== Given exercise ==
Please give the listing again, word for word, with nothing left out.

== Material for this task ==
┄┄┄┄┄┄┄┄┄┄

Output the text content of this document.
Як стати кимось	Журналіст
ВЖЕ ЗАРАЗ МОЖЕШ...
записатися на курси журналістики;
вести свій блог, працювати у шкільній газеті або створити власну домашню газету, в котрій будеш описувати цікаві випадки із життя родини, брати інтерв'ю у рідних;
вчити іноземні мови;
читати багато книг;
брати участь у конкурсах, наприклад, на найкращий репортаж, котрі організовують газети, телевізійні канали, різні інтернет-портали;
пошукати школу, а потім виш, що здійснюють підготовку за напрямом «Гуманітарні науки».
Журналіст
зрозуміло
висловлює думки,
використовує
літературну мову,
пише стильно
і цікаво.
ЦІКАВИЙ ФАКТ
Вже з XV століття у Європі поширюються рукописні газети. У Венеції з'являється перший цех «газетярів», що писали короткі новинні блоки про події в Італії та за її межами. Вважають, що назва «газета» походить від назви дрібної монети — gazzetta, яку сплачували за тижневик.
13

┄┄┄┄┄┄┄┄┄┄

== Final answer ==
Output the text content of this document.
Як стати кимось	Журналіст
ВЖЕ ЗАРАЗ МОЖЕШ...
записатися на курси журналістики;
вести свій блог, працювати у шкільній газеті або створити власну домашню газету, в котрій будеш описувати цікаві випадки із життя родини, брати інтерв'ю у рідних;
вчити іноземні мови;
читати багато книг;
брати участь у конкурсах, наприклад, на найкращий репортаж, котрі організовують газети, телевізійні канали, різні інтернет-портали;
пошукати школу, а потім виш, що здійснюють підготовку за напрямом «Гуманітарні науки».
Журналіст
зрозуміло
висловлює думки,
використовує
літературну мову,
пише стильно
і цікаво.
ЦІКАВИЙ ФАКТ
Вже з XV століття у Європі поширюються рукописні газети. У Венеції з'являється перший цех «газетярів», що писали короткі новинні блоки про події в Італії та за її межами. Вважають, що назва «газета» походить від назви дрібної монети — gazzetta, яку сплачували за тижневик.
13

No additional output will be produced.